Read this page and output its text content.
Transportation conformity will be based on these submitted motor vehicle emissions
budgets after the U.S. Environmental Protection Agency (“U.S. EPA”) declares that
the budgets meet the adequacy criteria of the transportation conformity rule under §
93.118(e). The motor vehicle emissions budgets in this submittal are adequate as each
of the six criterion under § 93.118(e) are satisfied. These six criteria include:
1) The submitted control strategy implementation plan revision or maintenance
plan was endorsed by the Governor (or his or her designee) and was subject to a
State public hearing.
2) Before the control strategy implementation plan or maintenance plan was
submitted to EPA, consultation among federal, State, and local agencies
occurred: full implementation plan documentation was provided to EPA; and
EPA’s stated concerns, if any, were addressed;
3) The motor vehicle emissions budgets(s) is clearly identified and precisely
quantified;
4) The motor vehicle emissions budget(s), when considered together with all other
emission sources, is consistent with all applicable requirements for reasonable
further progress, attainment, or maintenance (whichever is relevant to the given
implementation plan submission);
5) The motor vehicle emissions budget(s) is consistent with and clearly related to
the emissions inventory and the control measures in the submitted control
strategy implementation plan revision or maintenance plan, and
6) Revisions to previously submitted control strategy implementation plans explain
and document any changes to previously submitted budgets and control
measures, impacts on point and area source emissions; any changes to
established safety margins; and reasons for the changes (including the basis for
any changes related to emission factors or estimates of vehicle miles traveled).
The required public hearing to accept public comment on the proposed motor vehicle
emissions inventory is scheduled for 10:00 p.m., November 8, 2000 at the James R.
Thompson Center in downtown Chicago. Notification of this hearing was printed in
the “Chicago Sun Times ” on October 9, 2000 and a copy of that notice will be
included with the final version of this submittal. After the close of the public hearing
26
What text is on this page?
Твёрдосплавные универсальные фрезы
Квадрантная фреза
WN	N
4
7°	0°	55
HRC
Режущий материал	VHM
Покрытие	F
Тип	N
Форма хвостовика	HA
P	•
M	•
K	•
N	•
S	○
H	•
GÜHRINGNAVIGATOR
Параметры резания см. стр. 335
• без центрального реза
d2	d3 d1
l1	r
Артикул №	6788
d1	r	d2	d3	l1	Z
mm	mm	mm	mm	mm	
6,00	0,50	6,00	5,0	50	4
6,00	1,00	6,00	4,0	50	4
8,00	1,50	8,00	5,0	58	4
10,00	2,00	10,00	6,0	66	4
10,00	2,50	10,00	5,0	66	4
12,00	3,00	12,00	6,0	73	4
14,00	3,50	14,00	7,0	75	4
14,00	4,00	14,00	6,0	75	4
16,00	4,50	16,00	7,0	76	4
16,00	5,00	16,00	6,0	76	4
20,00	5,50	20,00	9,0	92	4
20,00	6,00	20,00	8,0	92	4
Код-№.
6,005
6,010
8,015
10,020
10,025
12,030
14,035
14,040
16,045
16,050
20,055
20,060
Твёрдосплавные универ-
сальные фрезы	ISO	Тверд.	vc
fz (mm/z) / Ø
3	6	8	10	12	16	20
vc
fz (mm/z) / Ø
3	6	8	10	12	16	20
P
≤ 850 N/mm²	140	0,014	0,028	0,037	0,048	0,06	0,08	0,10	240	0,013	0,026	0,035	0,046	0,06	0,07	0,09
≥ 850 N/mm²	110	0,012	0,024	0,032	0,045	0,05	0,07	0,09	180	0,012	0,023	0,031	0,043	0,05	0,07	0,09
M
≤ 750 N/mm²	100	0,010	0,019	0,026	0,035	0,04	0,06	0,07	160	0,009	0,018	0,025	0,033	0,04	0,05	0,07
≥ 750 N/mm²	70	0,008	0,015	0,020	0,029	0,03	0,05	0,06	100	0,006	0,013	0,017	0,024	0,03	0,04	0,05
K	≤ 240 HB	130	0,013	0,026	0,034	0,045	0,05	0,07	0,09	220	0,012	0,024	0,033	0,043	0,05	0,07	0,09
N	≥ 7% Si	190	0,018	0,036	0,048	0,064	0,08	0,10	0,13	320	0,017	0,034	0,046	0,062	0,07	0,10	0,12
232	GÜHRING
· · ·
TASK TO COMPLETE: Collect each line containing the string "under".

WRITTEN ANSWER:
the budgets meet the adequacy criteria of the transportation conformity rule under §
of the six criterion under § 93.118(e) are satisfied. These six criteria include:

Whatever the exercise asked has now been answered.